Where a line contains the word "agresywnych", copy that line.

##### DATASET RECORDS

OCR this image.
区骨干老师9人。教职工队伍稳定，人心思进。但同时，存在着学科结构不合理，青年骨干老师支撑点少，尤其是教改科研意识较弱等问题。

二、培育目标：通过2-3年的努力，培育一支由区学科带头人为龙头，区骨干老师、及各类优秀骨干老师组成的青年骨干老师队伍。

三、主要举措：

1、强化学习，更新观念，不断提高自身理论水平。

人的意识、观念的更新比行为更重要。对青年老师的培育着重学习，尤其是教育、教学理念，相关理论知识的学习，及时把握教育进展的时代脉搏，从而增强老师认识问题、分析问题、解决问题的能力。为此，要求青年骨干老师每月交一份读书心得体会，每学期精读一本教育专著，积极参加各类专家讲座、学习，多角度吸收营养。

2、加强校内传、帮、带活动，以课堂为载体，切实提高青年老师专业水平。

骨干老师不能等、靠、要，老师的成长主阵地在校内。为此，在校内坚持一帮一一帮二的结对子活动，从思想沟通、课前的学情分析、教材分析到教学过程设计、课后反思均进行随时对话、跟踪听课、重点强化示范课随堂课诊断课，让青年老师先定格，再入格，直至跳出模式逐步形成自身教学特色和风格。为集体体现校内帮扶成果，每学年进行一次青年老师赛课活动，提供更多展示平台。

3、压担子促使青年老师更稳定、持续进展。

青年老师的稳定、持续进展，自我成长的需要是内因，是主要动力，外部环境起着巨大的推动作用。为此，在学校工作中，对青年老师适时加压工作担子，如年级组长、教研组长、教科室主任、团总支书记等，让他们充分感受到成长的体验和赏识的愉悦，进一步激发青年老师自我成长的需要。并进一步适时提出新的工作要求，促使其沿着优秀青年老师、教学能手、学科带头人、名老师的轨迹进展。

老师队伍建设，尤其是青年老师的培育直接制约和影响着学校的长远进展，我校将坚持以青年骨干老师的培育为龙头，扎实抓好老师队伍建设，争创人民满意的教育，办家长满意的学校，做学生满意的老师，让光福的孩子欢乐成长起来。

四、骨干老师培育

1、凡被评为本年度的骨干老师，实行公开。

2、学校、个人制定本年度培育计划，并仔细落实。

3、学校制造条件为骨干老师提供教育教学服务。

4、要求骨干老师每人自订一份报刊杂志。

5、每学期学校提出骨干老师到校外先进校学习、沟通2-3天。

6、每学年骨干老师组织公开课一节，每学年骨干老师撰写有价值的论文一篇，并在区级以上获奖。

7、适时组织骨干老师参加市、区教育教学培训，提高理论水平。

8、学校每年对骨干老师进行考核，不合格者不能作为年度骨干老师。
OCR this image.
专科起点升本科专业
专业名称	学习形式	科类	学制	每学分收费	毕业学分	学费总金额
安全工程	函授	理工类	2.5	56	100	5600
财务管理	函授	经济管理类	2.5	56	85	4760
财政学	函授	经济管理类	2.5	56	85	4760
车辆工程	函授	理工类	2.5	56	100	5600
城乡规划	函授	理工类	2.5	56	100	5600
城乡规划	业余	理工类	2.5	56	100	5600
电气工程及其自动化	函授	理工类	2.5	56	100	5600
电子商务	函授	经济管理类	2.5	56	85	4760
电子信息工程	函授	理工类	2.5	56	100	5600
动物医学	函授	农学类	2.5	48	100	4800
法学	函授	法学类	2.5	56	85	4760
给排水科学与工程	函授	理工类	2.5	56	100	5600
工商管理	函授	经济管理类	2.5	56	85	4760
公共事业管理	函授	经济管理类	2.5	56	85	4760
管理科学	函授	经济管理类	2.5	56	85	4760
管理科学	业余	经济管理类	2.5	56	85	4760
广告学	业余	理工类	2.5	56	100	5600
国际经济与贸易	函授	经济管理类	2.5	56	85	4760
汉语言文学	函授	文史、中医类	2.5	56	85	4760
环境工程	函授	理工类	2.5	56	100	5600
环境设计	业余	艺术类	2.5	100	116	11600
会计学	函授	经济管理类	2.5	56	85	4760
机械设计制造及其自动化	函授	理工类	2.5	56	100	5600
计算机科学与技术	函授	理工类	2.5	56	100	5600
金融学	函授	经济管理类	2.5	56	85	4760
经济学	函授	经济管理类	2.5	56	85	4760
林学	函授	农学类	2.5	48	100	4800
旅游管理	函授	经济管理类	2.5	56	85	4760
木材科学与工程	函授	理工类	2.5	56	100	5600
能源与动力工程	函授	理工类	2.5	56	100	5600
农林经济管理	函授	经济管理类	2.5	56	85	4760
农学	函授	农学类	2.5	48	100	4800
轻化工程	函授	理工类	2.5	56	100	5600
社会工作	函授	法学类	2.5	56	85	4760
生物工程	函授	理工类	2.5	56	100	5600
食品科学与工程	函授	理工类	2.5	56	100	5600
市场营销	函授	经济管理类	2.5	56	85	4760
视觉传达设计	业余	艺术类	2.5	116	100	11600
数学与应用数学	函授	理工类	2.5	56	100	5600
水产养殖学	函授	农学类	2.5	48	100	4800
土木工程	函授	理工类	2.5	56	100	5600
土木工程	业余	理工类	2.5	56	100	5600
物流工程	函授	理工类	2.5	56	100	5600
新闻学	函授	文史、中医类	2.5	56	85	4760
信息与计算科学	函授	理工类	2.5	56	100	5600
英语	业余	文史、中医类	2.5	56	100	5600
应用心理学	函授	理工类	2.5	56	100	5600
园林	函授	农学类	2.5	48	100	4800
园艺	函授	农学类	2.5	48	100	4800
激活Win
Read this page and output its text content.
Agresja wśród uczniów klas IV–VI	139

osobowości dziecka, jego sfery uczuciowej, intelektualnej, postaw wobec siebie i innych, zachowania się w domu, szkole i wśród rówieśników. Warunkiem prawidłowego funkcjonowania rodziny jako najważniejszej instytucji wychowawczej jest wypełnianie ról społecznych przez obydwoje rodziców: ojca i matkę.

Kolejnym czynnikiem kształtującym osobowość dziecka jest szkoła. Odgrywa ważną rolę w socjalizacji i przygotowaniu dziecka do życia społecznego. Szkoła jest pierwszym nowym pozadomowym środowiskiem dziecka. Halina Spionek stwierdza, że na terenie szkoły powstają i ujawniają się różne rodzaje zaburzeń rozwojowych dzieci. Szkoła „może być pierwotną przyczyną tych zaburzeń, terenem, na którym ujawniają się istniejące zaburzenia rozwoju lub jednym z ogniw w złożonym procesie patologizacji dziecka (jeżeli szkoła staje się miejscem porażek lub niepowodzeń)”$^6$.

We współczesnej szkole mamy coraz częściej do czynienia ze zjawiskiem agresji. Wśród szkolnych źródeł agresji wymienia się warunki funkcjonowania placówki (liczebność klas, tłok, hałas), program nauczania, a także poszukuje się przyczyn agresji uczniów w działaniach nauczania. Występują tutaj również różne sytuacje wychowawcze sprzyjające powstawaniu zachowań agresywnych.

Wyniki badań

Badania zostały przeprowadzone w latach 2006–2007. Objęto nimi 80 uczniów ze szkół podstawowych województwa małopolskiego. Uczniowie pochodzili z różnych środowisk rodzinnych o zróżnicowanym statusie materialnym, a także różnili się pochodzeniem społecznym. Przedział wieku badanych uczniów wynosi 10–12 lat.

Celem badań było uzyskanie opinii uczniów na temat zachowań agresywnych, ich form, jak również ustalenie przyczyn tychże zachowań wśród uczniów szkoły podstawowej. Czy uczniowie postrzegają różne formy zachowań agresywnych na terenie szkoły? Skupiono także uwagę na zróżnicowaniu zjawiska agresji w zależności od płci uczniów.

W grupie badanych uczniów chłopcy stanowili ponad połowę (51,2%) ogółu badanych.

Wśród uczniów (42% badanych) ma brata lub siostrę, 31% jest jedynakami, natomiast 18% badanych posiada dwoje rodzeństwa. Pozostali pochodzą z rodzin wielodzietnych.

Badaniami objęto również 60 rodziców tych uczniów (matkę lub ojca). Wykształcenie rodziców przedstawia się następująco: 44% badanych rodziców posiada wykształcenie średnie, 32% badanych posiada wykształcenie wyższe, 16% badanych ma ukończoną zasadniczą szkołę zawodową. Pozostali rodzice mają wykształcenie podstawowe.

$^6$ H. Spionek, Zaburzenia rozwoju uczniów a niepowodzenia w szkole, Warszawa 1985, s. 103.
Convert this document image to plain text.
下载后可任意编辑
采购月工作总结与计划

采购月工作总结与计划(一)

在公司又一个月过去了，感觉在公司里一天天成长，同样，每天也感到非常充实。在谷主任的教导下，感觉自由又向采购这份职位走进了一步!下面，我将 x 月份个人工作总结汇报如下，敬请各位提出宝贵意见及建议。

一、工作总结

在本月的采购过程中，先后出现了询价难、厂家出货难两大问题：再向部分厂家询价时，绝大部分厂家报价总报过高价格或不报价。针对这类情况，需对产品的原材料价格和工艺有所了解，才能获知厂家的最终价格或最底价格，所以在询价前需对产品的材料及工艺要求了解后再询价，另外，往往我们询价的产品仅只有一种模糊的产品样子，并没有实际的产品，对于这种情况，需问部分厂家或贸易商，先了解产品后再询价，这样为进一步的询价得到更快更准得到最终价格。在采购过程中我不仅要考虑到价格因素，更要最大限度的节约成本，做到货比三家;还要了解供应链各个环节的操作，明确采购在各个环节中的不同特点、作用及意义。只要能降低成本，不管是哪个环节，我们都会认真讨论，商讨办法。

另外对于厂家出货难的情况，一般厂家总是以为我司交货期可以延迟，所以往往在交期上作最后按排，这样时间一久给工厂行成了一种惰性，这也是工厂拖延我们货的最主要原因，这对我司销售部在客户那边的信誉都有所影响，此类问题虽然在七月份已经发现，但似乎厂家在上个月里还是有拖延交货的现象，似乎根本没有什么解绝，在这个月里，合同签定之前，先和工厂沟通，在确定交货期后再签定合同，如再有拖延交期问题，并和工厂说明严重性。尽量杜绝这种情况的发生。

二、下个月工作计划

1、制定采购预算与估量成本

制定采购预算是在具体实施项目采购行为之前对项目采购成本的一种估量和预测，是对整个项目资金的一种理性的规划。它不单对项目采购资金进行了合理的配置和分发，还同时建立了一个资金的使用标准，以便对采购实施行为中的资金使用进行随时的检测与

##########

:: EXERCISE RESULT ::
We współczesnej szkole mamy coraz częściej do czynienia ze zjawiskiem agresji. Wśród szkolnych źródeł agresji wymienia się warunki funkcjonowania placówki (liczebność klas, tłok, hałas), program nauczania, a także poszukuje się przyczyn agresji uczniów w działaniach nauczania. Występują tutaj również różne sytuacje wychowawcze sprzyjające powstawaniu zachowań agresywnych.
Celem badań było uzyskanie opinii uczniów na temat zachowań agresywnych, ich form, jak również ustalenie przyczyn tychże zachowań wśród uczniów szkoły podstawowej. Czy uczniowie postrzegają różne formy zachowań agresywnych na terenie szkoły? Skupiono także uwagę na zróżnicowaniu zjawiska agresji w zależności od płci uczniów.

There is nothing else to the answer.